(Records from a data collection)
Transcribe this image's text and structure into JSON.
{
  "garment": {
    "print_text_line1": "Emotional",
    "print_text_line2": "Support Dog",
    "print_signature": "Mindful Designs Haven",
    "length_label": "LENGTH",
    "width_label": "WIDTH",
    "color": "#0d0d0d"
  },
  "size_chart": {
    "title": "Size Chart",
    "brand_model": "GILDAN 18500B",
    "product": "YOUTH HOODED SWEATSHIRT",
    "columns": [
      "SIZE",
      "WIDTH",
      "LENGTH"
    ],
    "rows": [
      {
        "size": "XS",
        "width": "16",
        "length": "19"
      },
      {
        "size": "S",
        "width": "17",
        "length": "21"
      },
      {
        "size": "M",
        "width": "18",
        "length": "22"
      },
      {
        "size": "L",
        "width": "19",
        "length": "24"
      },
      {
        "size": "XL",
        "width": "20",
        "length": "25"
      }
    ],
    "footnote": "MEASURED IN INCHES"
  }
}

Task objective: Copy out the full material exactly as it appears.

Response to the exercise:
Transcribe this image's text and structure into JSON.
{
  "garment": {
    "print_text_line1": "Emotional",
    "print_text_line2": "Support Dog",
    "print_signature": "Mindful Designs Haven",
    "length_label": "LENGTH",
    "width_label": "WIDTH",
    "color": "#0d0d0d"
  },
  "size_chart": {
    "title": "Size Chart",
    "brand_model": "GILDAN 18500B",
    "product": "YOUTH HOODED SWEATSHIRT",
    "columns": [
      "SIZE",
      "WIDTH",
      "LENGTH"
    ],
    "rows": [
      {
        "size": "XS",
        "width": "16",
        "length": "19"
      },
      {
        "size": "S",
        "width": "17",
        "length": "21"
      },
      {
        "size": "M",
        "width": "18",
        "length": "22"
      },
      {
        "size": "L",
        "width": "19",
        "length": "24"
      },
      {
        "size": "XL",
        "width": "20",
        "length": "25"
      }
    ],
    "footnote": "MEASURED IN INCHES"
  }
}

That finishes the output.